(Dataset rows about figures)

* * *

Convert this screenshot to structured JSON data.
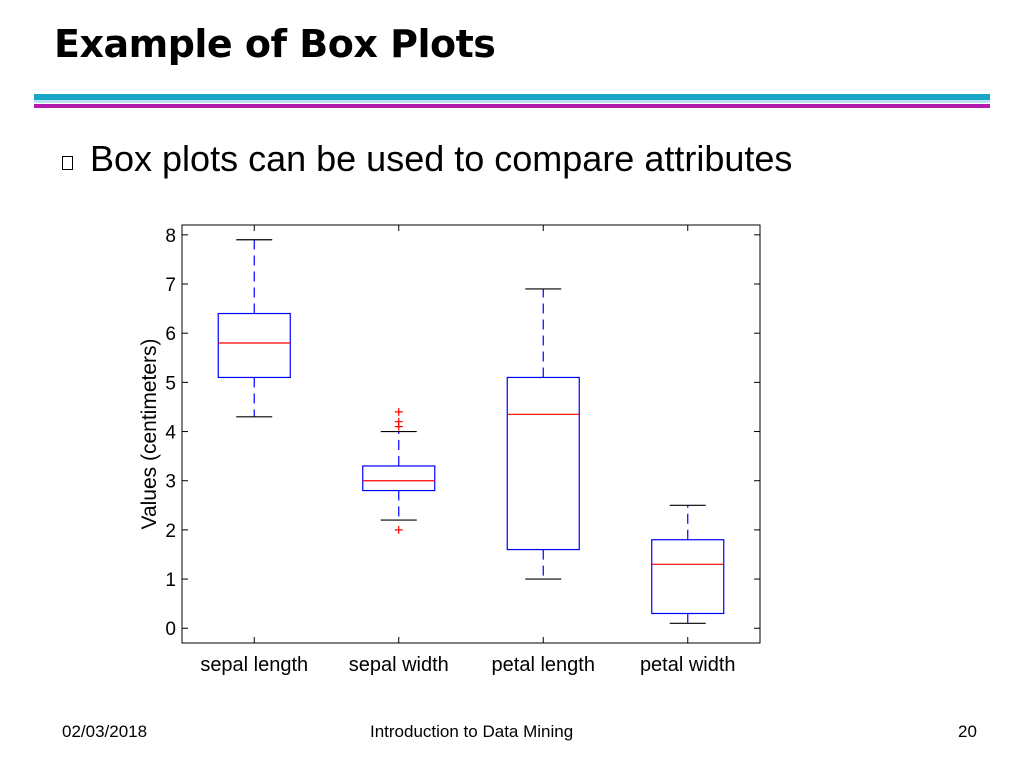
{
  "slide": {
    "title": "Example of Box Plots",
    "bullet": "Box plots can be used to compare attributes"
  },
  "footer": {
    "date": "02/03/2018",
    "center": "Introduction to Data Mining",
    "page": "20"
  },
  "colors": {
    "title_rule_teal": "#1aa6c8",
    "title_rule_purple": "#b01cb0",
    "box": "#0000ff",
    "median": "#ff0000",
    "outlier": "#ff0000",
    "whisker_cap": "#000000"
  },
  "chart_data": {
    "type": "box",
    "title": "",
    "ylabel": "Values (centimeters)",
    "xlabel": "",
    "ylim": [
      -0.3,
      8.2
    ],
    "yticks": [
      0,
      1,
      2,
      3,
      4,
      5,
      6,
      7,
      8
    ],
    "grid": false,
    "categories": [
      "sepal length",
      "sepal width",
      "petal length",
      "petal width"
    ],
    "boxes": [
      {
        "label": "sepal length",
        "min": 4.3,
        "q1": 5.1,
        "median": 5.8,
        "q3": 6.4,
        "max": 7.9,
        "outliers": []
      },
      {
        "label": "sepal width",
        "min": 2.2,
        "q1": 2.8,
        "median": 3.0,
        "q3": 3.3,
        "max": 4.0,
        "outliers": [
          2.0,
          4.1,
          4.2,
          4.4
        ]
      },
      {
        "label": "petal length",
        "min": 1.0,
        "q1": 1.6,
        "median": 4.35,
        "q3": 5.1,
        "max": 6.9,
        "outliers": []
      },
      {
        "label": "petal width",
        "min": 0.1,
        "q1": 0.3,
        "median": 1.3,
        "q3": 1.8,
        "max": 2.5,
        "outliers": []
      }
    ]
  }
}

* * *

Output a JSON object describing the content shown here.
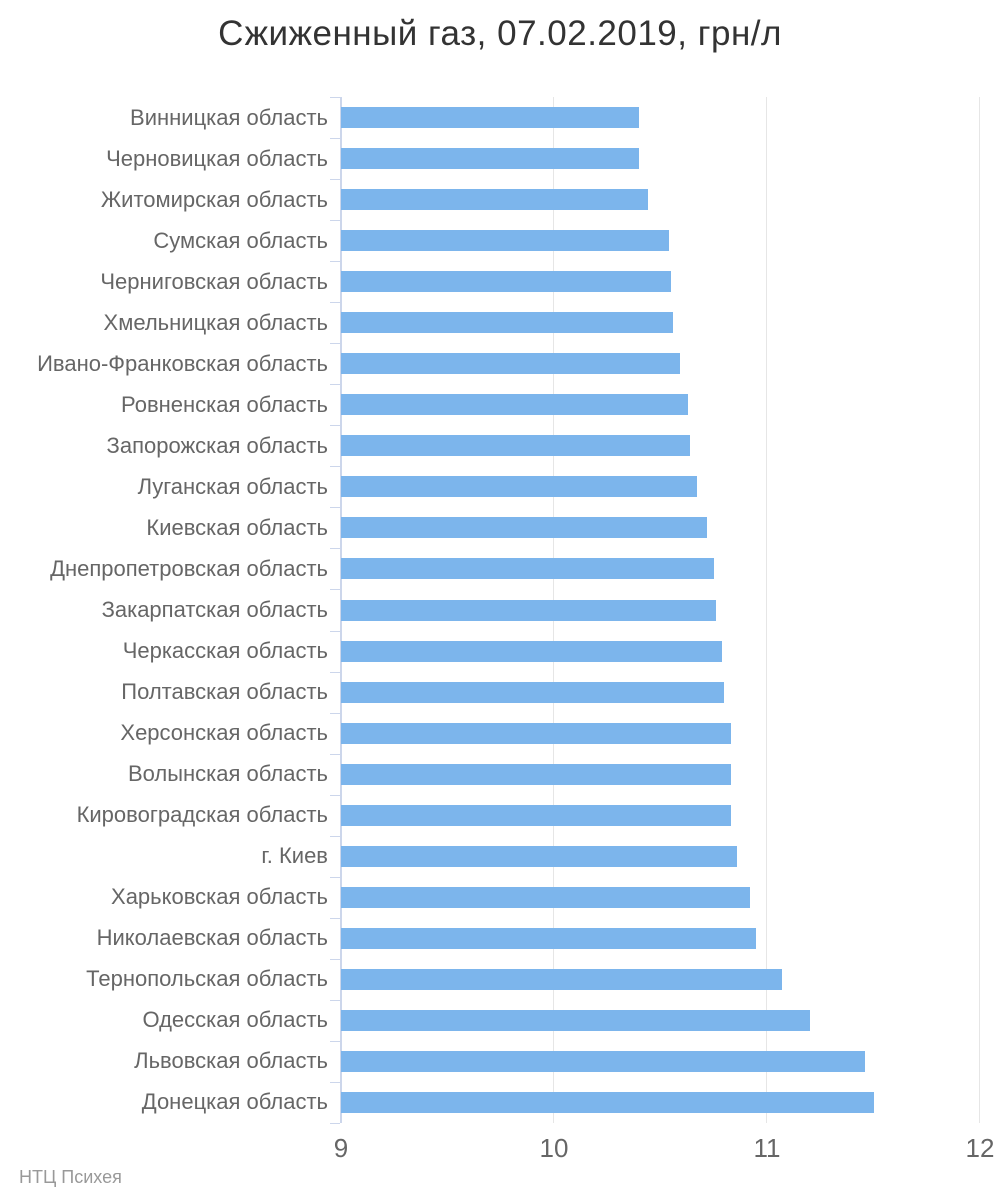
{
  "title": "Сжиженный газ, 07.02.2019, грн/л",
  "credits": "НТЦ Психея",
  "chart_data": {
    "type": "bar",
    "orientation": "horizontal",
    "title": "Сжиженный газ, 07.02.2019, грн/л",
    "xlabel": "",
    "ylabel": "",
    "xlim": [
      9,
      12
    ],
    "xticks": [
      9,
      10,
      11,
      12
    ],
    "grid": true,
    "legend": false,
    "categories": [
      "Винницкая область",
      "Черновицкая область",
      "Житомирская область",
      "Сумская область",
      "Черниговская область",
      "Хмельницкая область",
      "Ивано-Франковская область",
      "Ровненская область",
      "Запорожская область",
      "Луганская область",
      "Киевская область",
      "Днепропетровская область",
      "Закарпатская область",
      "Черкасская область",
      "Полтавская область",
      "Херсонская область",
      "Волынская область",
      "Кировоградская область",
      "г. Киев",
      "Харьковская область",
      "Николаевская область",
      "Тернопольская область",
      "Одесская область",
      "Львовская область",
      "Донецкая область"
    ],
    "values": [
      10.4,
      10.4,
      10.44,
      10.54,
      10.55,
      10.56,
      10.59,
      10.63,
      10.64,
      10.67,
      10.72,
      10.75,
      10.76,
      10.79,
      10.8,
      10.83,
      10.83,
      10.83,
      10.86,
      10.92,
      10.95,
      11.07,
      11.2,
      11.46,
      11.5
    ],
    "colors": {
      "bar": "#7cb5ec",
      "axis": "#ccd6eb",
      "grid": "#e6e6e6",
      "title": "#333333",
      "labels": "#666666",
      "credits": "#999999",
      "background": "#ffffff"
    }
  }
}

* * *

### The task
Copy out the lines that hold "Сжиженный".

### Reply
  "title": "Сжиженный газ, 07.02.2019, грн/л",
    "title": "Сжиженный газ, 07.02.2019, грн/л",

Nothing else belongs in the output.